Description of the task — Copy every line in the records below that contains the word "конструкции".

* begin Dataset entries *

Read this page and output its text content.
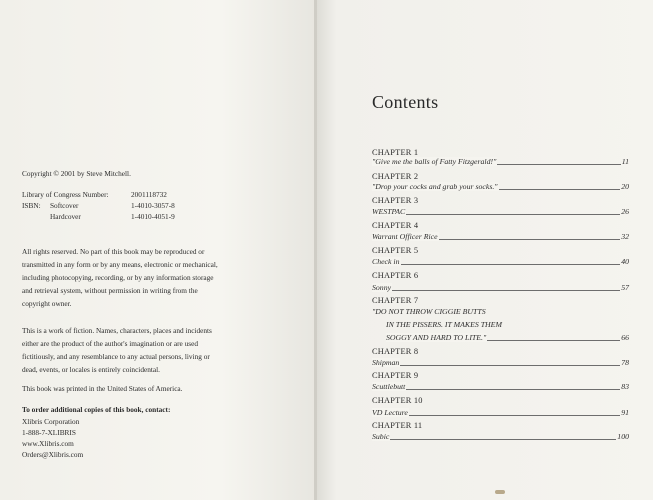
Copyright © 2001 by Steve Mitchell.
Library of Congress Number:	2001118732
ISBN: Softcover	1-4010-3057-8
Hardcover	1-4010-4051-9
All rights reserved. No part of this book may be reproduced or
transmitted in any form or by any means, electronic or mechanical,
including photocopying, recording, or by any information storage
and retrieval system, without permission in writing from the
copyright owner.
This is a work of fiction. Names, characters, places and incidents
either are the product of the author's imagination or are used
fictitiously, and any resemblance to any actual persons, living or
dead, events, or locales is entirely coincidental.
This book was printed in the United States of America.
To order additional copies of this book, contact:
Xlibris Corporation
1-888-7-XLIBRIS
www.Xlibris.com
Orders@Xlibris.com
Contents
CHAPTER 1
"Give me the balls of Fatty Fitzgerald!"	11
CHAPTER 2
"Drop your cocks and grab your socks."	20
CHAPTER 3
WESTPAC	26
CHAPTER 4
Warrant Officer Rice	32
CHAPTER 5
Check in	40
CHAPTER 6
Sonny	57
CHAPTER 7
"DO NOT THROW CIGGIE BUTTS
IN THE PISSERS. IT MAKES THEM
SOGGY AND HARD TO LITE."	66
CHAPTER 8
Shipman	78
CHAPTER 9
Scuttlebutt	83
CHAPTER 10
VD Lecture	91
CHAPTER 11
Subic	100
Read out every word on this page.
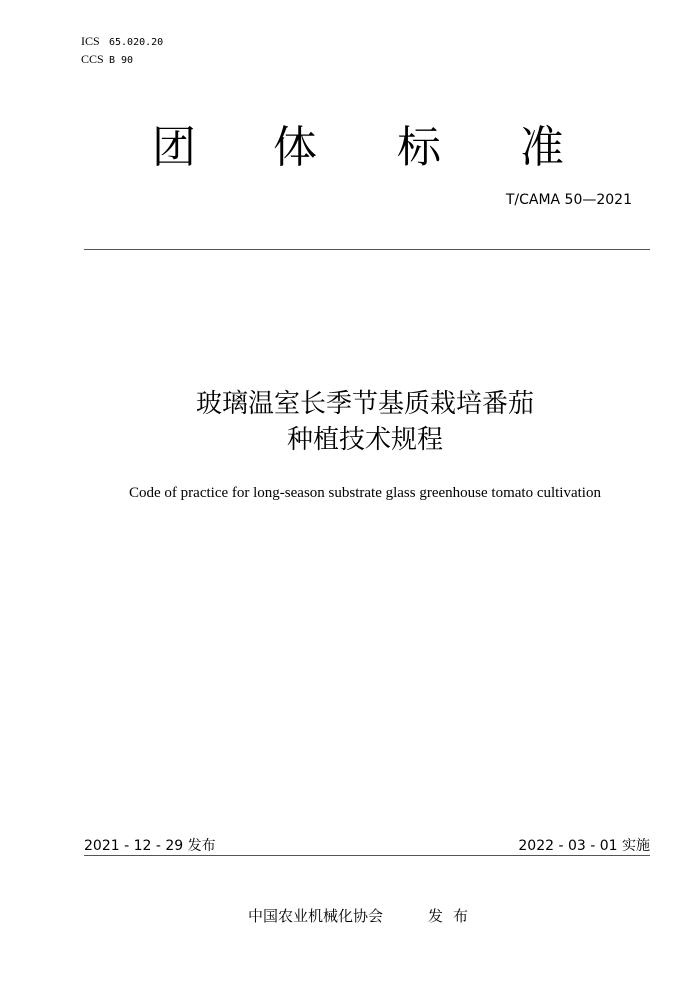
ICS 65.020.20
CCS B 90
团 体 标 准
T/CAMA 50—2021
玻璃温室长季节基质栽培番茄
种植技术规程
Code of practice for long-season substrate glass greenhouse tomato cultivation
2021 - 12 - 29 发布	2022 - 03 - 01 实施
中国农业机械化协会	发布
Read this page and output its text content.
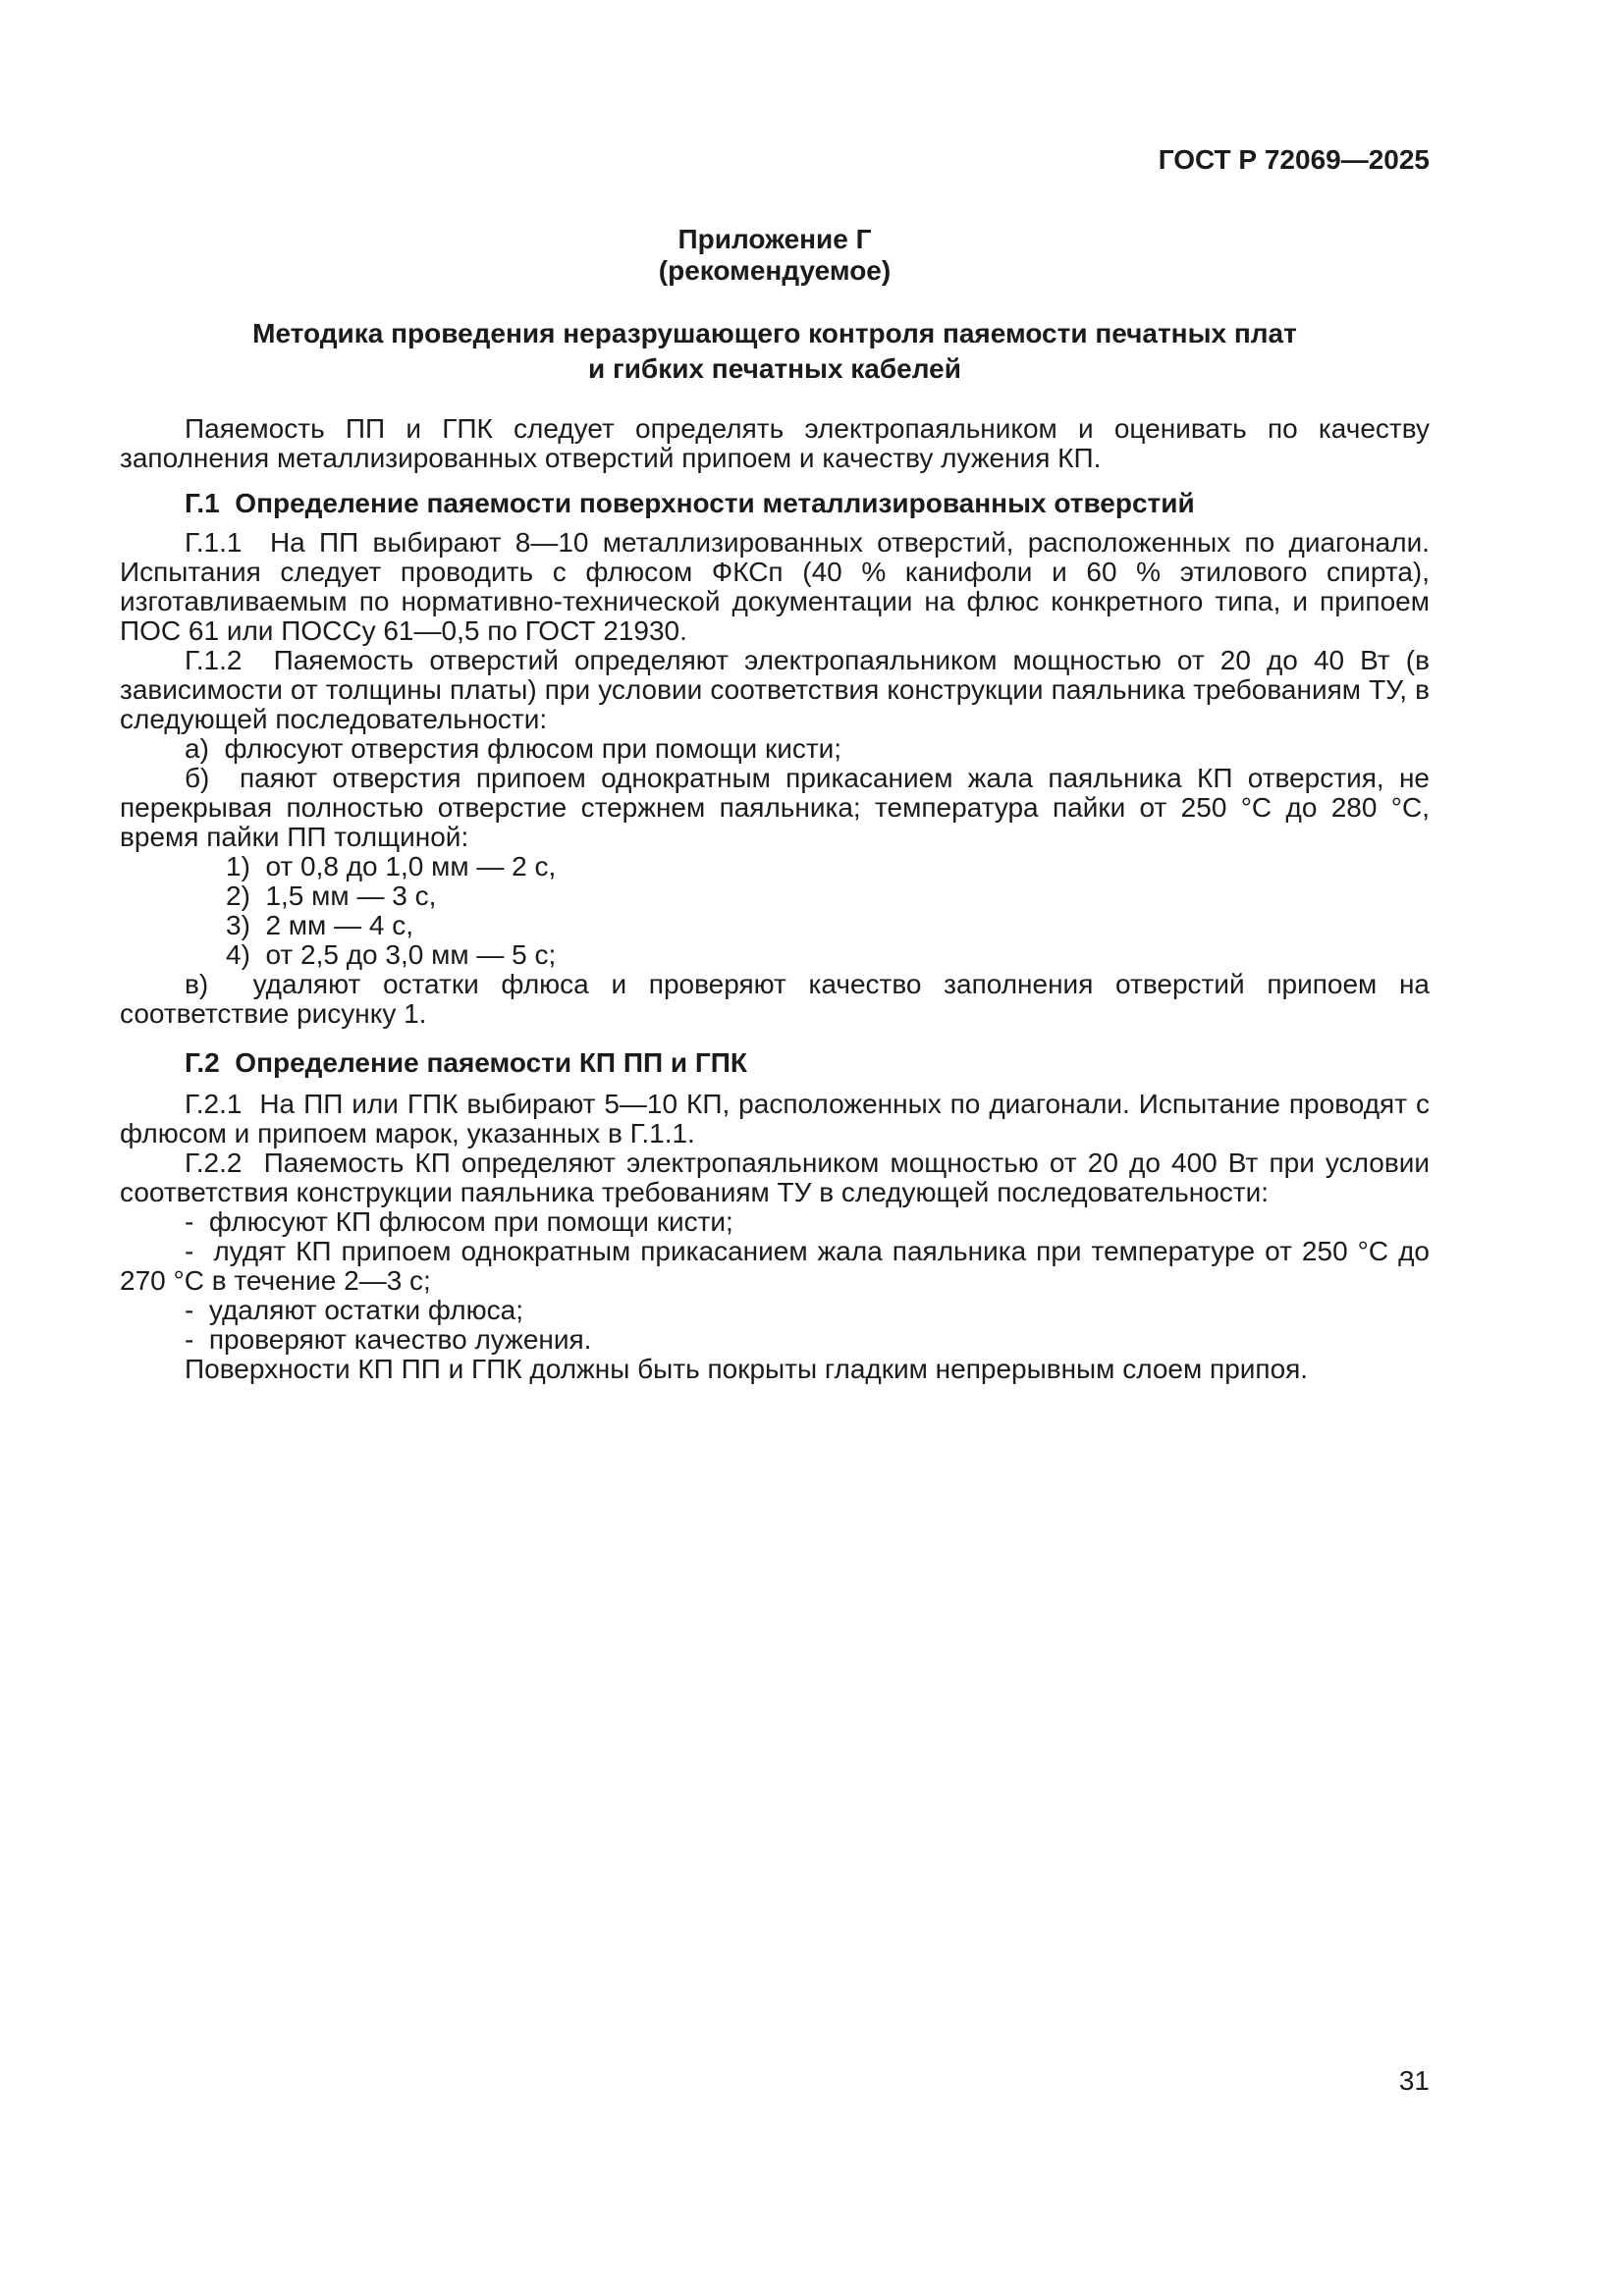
ГОСТ Р 72069—2025
Приложение Г
(рекомендуемое)
Методика проведения неразрушающего контроля паяемости печатных плат
и гибких печатных кабелей

Паяемость ПП и ГПК следует определять электропаяльником и оценивать по качеству заполнения металлизированных отверстий припоем и качеству лужения КП.

Г.1  Определение паяемости поверхности металлизированных отверстий

Г.1.1  На ПП выбирают 8—10 металлизированных отверстий, расположенных по диагонали. Испытания следует проводить с флюсом ФКСп (40 % канифоли и 60 % этилового спирта), изготавливаемым по нормативно-технической документации на флюс конкретного типа, и припоем ПОС 61 или ПОССу 61—0,5 по ГОСТ 21930.

Г.1.2  Паяемость отверстий определяют электропаяльником мощностью от 20 до 40 Вт (в зависимости от толщины платы) при условии соответствия конструкции паяльника требованиям ТУ, в следующей последовательности:

а)  флюсуют отверстия флюсом при помощи кисти;

б)  паяют отверстия припоем однократным прикасанием жала паяльника КП отверстия, не перекрывая полностью отверстие стержнем паяльника; температура пайки от 250 °С до 280 °С, время пайки ПП толщиной:

1)  от 0,8 до 1,0 мм — 2 с,

2)  1,5 мм — 3 с,

3)  2 мм — 4 с,

4)  от 2,5 до 3,0 мм — 5 с;

в)  удаляют остатки флюса и проверяют качество заполнения отверстий припоем на соответствие рисунку 1.

Г.2  Определение паяемости КП ПП и ГПК

Г.2.1  На ПП или ГПК выбирают 5—10 КП, расположенных по диагонали. Испытание проводят с флюсом и припоем марок, указанных в Г.1.1.

Г.2.2  Паяемость КП определяют электропаяльником мощностью от 20 до 400 Вт при условии соответствия конструкции паяльника требованиям ТУ в следующей последовательности:

-  флюсуют КП флюсом при помощи кисти;

-  лудят КП припоем однократным прикасанием жала паяльника при температуре от 250 °С до 270 °С в течение 2—3 с;

-  удаляют остатки флюса;

-  проверяют качество лужения.

Поверхности КП ПП и ГПК должны быть покрыты гладким непрерывным слоем припоя.

31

* end Dataset entries *

The result —
Г.1.2  Паяемость отверстий определяют электропаяльником мощностью от 20 до 40 Вт (в зависимости от толщины платы) при условии соответствия конструкции паяльника требованиям ТУ, в следующей последовательности:
Г.2.2  Паяемость КП определяют электропаяльником мощностью от 20 до 400 Вт при условии соответствия конструкции паяльника требованиям ТУ в следующей последовательности:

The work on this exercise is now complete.